Document excerpt =>
--- --- ---

To factor out common functions, this patch is to clean up their code
to make them look more similar:

  1. create the asoc and add a peer with the 1st addr.
  2. add peers with the other addrs into this asoc one by one.

Signed-off-by: Xin Long <lucien.xin@gmail.com>
---
 net/sctp/socket.c | 211 +++++++++++++++++++-----------------------------------
 1 file changed, 75 insertions(+), 136 deletions(-)

diff --git a/net/sctp/socket.c b/net/sctp/socket.c
index 5f92e4a..49837e9 100644
--- a/net/sctp/socket.c
+++ b/net/sctp/socket.c
@@ -1049,154 +1049,108 @@ static int sctp_setsockopt_bindx(struct sock *sk,
  * Common routine for handling connect() and sctp_connectx().
  * Connect will come in with just a single address.
  */
-static int __sctp_connect(struct sock *sk,
-			  struct sockaddr *kaddrs,
-			  int addrs_size, int flags,
-			  sctp_assoc_t *assoc_id)

--- --- ---

Task description =>
Continue the SCTP connect patch from its final line.

--- --- ---

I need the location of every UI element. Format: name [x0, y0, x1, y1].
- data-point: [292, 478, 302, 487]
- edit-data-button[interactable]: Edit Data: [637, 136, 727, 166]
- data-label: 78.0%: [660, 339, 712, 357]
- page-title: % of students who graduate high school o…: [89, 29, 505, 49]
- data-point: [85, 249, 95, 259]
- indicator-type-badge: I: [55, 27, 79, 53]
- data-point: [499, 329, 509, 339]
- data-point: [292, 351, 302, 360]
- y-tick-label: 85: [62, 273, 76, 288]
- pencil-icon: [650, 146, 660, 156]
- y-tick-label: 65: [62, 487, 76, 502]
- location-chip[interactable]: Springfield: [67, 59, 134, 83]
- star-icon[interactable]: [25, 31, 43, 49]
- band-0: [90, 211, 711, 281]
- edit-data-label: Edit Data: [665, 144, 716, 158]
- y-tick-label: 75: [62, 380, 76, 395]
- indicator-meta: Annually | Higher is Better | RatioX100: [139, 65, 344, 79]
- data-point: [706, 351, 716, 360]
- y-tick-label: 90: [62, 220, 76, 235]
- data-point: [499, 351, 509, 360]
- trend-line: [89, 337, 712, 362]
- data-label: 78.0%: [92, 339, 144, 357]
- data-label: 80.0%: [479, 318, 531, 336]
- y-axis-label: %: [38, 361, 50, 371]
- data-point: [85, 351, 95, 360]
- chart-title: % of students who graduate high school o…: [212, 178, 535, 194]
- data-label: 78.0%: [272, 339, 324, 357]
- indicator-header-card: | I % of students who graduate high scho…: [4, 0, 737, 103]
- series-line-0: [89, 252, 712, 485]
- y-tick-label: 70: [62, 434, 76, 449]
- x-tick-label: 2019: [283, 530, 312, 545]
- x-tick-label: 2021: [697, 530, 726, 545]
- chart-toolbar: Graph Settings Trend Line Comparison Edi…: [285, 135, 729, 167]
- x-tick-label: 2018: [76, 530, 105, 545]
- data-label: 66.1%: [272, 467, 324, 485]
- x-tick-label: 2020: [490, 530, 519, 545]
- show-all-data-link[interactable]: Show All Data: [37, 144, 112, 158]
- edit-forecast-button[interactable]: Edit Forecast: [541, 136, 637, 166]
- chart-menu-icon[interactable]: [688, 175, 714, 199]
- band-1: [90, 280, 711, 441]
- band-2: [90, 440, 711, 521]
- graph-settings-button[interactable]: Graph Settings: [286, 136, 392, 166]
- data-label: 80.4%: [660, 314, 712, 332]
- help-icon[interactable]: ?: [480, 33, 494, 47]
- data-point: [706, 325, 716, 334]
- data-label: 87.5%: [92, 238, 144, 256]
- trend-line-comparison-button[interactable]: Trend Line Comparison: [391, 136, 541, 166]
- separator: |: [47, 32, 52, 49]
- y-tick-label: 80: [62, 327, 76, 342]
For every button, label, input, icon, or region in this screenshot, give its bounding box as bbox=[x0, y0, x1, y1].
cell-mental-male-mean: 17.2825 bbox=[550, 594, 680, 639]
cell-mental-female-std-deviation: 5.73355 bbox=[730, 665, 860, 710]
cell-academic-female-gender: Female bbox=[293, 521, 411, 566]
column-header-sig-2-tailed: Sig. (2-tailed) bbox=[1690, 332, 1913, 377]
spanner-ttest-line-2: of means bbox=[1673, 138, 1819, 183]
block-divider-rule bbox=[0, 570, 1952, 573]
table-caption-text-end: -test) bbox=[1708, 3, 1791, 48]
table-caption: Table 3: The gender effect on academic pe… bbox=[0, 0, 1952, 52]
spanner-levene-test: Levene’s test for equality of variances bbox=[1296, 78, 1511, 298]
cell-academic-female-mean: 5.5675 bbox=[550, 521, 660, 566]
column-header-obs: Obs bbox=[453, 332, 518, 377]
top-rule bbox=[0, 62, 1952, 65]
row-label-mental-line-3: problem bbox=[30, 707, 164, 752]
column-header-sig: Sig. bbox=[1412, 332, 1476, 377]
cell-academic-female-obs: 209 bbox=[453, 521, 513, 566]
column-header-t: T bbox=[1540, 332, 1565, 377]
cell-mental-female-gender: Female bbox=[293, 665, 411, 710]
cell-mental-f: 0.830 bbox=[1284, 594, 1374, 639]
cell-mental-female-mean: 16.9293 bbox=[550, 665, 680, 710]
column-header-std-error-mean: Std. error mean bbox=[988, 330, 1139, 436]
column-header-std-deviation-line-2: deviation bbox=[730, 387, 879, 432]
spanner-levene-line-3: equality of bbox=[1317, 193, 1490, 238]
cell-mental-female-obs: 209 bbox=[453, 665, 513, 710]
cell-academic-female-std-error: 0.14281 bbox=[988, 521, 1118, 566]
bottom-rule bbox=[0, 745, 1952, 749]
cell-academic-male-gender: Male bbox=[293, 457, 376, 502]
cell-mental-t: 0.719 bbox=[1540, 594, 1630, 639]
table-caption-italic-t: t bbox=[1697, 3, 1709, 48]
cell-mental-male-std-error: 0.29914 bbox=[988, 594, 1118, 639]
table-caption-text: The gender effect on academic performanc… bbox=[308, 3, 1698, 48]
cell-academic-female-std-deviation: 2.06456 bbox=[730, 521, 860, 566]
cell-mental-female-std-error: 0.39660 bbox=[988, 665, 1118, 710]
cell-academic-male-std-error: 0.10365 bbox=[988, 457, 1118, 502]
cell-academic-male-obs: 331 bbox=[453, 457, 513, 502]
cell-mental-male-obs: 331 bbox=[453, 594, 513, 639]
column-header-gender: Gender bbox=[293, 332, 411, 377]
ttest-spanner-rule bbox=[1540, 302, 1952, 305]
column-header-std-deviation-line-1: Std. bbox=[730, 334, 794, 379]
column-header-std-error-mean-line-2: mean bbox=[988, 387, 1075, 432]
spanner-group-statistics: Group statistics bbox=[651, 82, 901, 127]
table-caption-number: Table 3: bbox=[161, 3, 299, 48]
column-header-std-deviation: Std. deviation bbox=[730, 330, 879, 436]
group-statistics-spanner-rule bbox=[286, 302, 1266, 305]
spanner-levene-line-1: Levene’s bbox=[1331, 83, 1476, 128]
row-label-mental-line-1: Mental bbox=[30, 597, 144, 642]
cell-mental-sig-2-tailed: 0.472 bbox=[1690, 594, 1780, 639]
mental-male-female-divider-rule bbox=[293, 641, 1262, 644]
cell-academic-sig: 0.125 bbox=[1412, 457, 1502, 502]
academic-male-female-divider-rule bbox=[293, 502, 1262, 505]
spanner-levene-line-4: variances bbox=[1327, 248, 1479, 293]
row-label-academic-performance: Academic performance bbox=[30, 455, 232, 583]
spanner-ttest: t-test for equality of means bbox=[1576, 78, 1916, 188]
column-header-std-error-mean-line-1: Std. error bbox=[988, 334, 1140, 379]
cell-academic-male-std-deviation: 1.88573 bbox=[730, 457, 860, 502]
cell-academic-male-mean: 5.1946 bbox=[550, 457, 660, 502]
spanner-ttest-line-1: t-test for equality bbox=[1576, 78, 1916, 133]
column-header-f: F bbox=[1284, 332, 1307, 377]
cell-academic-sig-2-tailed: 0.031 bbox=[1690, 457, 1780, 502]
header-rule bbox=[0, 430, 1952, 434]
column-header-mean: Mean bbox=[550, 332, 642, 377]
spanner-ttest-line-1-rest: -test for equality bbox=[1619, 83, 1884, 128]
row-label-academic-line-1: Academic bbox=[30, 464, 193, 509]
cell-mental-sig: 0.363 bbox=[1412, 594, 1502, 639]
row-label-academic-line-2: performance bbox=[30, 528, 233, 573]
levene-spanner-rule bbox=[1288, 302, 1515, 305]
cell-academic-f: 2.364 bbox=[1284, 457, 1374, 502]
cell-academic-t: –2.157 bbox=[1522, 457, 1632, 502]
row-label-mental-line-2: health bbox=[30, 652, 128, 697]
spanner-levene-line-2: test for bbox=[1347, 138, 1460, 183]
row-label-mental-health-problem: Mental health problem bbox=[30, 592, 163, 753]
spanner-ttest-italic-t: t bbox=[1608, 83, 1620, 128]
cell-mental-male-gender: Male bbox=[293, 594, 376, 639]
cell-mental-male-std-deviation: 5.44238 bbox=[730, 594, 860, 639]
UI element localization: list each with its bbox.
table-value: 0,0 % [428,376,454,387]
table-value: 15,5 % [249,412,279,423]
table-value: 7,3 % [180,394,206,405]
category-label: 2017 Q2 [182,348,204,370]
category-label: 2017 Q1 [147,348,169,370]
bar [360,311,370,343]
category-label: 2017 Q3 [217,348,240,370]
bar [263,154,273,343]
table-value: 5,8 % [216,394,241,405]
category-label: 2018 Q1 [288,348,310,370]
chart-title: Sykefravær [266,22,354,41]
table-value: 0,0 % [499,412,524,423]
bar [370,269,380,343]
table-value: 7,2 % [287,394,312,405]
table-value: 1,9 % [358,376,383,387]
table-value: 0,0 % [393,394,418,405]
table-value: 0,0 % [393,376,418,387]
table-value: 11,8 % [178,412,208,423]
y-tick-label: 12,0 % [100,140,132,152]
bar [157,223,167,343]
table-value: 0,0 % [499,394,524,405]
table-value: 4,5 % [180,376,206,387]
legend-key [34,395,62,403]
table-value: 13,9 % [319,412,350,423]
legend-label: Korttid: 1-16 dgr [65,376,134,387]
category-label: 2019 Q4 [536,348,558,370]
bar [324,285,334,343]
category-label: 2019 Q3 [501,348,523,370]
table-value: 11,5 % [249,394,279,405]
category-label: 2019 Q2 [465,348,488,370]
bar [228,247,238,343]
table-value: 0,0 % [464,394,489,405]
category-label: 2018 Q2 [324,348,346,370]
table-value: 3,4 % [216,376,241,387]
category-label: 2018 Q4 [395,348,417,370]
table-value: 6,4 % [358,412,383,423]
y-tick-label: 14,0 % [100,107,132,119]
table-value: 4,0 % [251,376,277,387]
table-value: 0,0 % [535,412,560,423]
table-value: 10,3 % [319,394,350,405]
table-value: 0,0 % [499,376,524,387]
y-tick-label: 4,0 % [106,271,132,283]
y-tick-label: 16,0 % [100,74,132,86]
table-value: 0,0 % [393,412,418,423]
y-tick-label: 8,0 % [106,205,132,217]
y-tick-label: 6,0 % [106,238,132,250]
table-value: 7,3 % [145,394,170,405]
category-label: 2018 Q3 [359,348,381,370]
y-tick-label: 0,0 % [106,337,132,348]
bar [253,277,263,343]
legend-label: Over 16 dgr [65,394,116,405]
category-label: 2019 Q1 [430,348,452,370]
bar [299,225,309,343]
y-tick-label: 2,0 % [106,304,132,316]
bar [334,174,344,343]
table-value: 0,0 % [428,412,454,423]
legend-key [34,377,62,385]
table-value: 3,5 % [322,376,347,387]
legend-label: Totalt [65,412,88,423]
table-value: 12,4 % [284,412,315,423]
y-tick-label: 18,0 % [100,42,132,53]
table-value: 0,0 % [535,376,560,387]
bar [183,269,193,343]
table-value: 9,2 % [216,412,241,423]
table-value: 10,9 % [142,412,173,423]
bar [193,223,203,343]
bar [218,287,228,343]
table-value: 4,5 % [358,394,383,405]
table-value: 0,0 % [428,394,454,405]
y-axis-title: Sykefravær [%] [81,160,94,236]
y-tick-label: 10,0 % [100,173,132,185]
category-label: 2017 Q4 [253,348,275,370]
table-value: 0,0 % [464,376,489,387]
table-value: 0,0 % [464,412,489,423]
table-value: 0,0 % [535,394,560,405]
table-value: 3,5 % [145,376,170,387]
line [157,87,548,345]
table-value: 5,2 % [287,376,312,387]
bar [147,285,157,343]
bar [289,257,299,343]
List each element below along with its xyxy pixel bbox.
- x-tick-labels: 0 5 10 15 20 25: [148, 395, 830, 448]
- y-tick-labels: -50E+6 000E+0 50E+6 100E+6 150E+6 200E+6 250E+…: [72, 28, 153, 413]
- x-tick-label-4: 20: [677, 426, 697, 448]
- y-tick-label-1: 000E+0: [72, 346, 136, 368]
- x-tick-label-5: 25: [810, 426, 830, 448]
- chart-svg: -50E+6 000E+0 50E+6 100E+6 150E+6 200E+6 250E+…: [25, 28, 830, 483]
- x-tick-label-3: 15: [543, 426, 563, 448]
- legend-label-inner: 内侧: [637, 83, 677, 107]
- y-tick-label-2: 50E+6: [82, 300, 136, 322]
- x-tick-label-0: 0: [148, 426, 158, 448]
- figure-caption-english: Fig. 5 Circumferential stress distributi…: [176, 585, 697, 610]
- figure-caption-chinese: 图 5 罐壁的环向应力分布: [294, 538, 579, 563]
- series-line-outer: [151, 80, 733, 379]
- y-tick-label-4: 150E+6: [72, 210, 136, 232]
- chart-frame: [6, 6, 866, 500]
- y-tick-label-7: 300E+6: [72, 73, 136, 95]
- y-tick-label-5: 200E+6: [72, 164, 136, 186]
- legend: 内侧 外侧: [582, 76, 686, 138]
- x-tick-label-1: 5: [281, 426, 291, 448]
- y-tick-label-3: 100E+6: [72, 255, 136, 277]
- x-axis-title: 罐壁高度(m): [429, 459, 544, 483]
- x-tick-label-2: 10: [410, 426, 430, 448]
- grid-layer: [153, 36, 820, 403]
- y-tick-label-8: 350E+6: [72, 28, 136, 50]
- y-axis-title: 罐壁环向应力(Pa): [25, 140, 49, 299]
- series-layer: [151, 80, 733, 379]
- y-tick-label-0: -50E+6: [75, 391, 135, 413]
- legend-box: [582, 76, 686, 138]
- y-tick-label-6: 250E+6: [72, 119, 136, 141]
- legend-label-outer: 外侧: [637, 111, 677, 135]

--- --- ---

Reply =>
+static int __sctp_connect(struct sock *sk, struct sockaddr *kaddrs,
+			  int addrs_size, int flags, sctp_assoc_t *assoc_id)
 {
-	struct net *net = sock_net(sk);
-	struct sctp_sock *sp;
-	struct sctp_endpoint *ep;
-	struct sctp_association *asoc = NULL;
-	struct sctp_association *asoc2;
+	struct sctp_association *old, *asoc;
+	struct sctp_sock *sp = sctp_sk(sk);
+	struct sctp_endpoint *ep = sp->ep;
 	struct sctp_transport *transport;
-	union sctp_addr to;
+	struct net *net = sock_net(sk);
+	int addrcnt, walk_size, err;
+	void *addr_buf = kaddrs;
+	union sctp_addr *daddr;
 	enum sctp_scope scope;
+	struct sctp_af *af;
 	long timeo;
-	int err = 0;
-	int addrcnt = 0;
-	int walk_size = 0;
-	union sctp_addr *sa_addr = NULL;
-	void *addr_buf;
-	unsigned short port;
 
-	sp = sctp_sk(sk);
-	ep = sp->ep;
-
-	/* connect() cannot be done on a socket that is already in ESTABLISHED
-	 * state - UDP-style peeled off socket or a TCP-style socket that
-	 * is already connected.
-	 * It cannot be done even on a TCP-style listening socket.
-	 */
 	if (sctp_sstate(sk, ESTABLISHED) || sctp_sstate(sk, CLOSING) ||
-	    (sctp_style(sk, TCP) && sctp_sstate(sk, LISTENING))) {
-		err = -EISCONN;
-		goto out_free;
+	    (sctp_style(sk, TCP) && sctp_sstate(sk, LISTENING)))
+		return -EISCONN;
+
+	daddr = addr_buf;
+	af = sctp_get_af_specific(daddr->sa.sa_family);
+	if (!af || af->sockaddr_len > addrs_size)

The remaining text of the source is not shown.